◆ Excerto ◆

Amantes e inimigos, de Rosa Montero


Ficha técnica
TítuloAmantes e inimigos
Autora – Rosa Montero
Editora – Editorial Presença
Páginas – 165
Datas de leitura – de 12 a 17 de fevereiro de 2017

Opinião
Esta coletânea de contos veio da biblioteca cá para casa num ato de impulso. Nas deambulações que fiz na última visita pelos espaços da referida biblioteca “tropecei” numa miniexposição dedicada a escritores espanhóis e hispano-americanos. Isabel Allende, Gabo, José Luis Merino, a “minha” Almudena (resisti à tentação de trazer a versão portuguesa de Malena é um nome de tango para relê-la) e uma tal de Rosa Montero da qual já havia lido alguns textos soltos, crónicas e pouco mais. Agarrei Amantes e Inimigos, uma edição já com alguns aninhos e uma capa nada apelativa, li a sinopse da contracapa e, ato contínuo, pus o livrinho debaixo do braço e trouxe-o para casa.

◆ Instruções de trabalho ◆
**1)** Transcreva do texto sobre Amantes e inimigos o trecho que vai de "Ficha técnica" até "trouxe-o para casa.", inclusive.
**2)** Prossiga o texto sobre Amantes e inimigos a partir do ponto em que termina.
Os registos que se seguem provêm de outra fonte.

Itens guardados de uma coleção:
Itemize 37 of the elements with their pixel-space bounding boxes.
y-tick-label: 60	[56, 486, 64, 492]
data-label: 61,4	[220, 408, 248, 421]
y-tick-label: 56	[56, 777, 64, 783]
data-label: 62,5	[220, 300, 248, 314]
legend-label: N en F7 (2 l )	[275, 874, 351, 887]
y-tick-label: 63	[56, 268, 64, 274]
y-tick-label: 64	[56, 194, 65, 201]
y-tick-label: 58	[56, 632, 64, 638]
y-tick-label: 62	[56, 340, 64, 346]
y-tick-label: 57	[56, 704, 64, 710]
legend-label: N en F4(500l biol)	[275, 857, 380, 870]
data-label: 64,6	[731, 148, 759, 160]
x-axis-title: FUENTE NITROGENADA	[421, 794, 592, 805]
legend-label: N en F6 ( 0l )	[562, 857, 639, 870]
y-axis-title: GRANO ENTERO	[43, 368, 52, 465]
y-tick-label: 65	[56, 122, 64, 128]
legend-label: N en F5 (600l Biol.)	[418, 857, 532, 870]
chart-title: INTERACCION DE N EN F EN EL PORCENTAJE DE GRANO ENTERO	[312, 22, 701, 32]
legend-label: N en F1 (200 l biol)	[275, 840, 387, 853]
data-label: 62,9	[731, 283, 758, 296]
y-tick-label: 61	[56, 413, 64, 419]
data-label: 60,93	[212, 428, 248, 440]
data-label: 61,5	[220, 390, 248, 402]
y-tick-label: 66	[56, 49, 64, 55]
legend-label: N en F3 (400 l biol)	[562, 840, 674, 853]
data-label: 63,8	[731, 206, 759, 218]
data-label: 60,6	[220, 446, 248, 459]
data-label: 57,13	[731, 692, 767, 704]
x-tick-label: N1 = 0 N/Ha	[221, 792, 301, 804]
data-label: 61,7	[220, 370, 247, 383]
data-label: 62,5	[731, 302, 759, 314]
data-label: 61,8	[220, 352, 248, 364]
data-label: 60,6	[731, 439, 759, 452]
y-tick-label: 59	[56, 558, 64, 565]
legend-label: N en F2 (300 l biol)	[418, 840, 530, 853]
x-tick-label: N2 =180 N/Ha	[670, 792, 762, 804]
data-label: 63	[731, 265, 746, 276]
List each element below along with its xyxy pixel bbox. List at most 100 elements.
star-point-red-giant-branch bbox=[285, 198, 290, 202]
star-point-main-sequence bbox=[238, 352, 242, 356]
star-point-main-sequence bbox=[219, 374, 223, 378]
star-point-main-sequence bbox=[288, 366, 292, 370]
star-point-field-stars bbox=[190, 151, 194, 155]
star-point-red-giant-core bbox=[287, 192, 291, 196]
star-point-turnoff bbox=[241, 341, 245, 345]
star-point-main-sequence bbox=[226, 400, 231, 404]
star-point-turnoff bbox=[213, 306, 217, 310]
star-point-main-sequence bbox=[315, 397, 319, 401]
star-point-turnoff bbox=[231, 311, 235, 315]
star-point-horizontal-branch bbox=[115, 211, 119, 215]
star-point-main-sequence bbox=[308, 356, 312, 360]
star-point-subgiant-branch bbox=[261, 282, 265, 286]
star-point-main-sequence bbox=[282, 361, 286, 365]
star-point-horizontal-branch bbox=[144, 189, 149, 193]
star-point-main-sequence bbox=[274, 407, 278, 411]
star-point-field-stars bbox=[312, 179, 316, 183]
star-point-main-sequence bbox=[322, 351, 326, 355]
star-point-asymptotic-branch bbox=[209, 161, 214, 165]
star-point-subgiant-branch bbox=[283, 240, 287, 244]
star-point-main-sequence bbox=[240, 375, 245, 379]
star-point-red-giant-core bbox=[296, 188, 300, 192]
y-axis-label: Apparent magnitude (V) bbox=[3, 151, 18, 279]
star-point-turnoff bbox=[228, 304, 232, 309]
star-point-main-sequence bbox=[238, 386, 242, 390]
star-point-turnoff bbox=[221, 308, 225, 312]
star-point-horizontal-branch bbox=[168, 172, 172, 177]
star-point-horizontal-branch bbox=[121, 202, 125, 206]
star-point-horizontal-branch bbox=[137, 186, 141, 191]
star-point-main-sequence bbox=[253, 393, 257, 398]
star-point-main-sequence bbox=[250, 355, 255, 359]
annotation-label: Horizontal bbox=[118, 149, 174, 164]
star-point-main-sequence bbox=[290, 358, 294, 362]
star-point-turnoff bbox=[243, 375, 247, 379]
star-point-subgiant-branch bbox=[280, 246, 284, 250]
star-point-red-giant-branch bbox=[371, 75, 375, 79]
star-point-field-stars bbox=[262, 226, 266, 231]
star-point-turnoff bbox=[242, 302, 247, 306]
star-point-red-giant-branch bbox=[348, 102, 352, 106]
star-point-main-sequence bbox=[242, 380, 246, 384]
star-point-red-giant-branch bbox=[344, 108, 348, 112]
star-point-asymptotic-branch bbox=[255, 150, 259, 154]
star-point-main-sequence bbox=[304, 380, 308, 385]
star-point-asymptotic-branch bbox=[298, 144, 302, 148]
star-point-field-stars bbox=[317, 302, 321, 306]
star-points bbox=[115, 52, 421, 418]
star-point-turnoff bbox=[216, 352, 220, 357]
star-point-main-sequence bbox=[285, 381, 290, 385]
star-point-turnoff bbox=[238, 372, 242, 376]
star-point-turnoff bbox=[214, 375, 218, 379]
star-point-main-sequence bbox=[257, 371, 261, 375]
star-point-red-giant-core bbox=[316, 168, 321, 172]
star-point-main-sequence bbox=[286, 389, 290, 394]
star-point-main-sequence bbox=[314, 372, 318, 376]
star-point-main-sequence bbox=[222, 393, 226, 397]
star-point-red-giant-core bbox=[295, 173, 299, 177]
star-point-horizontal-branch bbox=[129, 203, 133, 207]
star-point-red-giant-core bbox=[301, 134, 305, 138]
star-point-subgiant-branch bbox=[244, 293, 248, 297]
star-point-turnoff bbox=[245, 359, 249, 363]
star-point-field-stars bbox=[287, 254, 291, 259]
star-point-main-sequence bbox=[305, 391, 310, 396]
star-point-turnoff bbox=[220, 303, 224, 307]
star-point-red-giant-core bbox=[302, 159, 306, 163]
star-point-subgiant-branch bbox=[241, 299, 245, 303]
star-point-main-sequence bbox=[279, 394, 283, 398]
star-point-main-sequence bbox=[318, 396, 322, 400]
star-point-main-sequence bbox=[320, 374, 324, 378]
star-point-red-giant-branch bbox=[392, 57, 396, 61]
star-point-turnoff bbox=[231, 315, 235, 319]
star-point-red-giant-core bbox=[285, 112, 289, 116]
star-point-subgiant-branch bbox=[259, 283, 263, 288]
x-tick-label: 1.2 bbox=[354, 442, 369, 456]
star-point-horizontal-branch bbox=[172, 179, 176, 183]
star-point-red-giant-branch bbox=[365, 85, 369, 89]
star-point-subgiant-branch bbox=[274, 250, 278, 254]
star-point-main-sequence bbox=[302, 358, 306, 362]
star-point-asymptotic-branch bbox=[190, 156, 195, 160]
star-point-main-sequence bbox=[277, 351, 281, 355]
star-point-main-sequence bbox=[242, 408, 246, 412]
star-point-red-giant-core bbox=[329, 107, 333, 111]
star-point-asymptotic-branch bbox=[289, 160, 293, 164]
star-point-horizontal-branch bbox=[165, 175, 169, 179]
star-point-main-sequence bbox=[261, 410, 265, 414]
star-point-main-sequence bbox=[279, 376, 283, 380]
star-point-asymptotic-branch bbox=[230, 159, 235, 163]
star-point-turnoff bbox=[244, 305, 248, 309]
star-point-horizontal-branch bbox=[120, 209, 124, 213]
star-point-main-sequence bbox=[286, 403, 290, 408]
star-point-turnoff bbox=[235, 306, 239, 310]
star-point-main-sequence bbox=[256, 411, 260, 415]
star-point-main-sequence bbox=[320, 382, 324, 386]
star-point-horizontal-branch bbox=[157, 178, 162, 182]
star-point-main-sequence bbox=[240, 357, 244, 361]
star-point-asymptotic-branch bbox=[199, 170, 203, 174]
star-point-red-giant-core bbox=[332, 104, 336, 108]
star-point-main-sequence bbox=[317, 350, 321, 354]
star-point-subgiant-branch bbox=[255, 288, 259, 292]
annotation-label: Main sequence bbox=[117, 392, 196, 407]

◆ Respostas dos exercícios ◆
**1)**
Ficha técnica
TítuloAmantes e inimigos
Autora – Rosa Montero
Editora – Editorial Presença
Páginas – 165
Datas de leitura – de 12 a 17 de fevereiro de 2017

Opinião
Esta coletânea de contos veio da biblioteca cá para casa num ato de impulso. Nas deambulações que fiz na última visita pelos espaços da referida biblioteca “tropecei” numa miniexposição dedicada a escritores espanhóis e hispano-americanos. Isabel Allende, Gabo, José Luis Merino, a “minha” Almudena (resisti à tentação de trazer a versão portuguesa de Malena é um nome de tango para relê-la) e uma tal de Rosa Montero da qual já havia lido alguns textos soltos, crónicas e pouco mais. Agarrei Amantes e Inimigos, uma edição já com alguns aninhos e uma capa nada apelativa, li a sinopse da contracapa e, ato contínuo, pus o livrinho debaixo do braço e trouxe-o para casa.

**2)**
Numa espécie de prólogo a autora explica que sempre se sentiu mais desafiada em criar romances, narrativas mais longas e foi delegando para segundo plano a vontade, o impulso de escrever contos. Contudo, não deixou de o fazer sempre que lho solicitavam ou estava em posse de um texto curto que não havia maneira de se expandir para algo mais longo mas que merecia ser partilhado com o público. Foi fazendo-o ao longo do tempo até que tomou a decisão de reunir um “punhado deles” e publicá-los numa coletânea.
A obra Amantes e Inimigos está composta por dezanove contos. Alguns de apenas três páginas, outros um pouco mais compridos, mas nenhum ultrapassa uma dezena de páginas. Todos nos falam de afetos, de amores, desamores, ciúmes, vis dependências, atitudes conscientes ou inconscientes que tomamos em nome de um sentimento que nos aquece, que nos rasga e que pode iluminar a nossa vida ou afundá-la na mais escura sombra.
Estaria a mentir se dissesse que gostei de todos os contos. A uns fiquei indiferente, de outros gostei e seis ou sete agarraram-me, buliram muito com o meu lado emocional e sobretudo com o meu lado de leitora compulsiva e exigente. Porque Rosa Montero escreve bem. Sem dúvida. E consegue transformar o banal, o sórdido, o irracional em literatura. E da boa!
Por esses seis ou sete contos, pelo estilo intenso e emocional da autora e porque tenho um fraquinho por escritoras espanholas, sei que lerei mais de Rosa Montero e que há dois títulos seus que terão que aparecer lá por casa – A louca da casa e A ridícula ideia de não voltar a ver-te.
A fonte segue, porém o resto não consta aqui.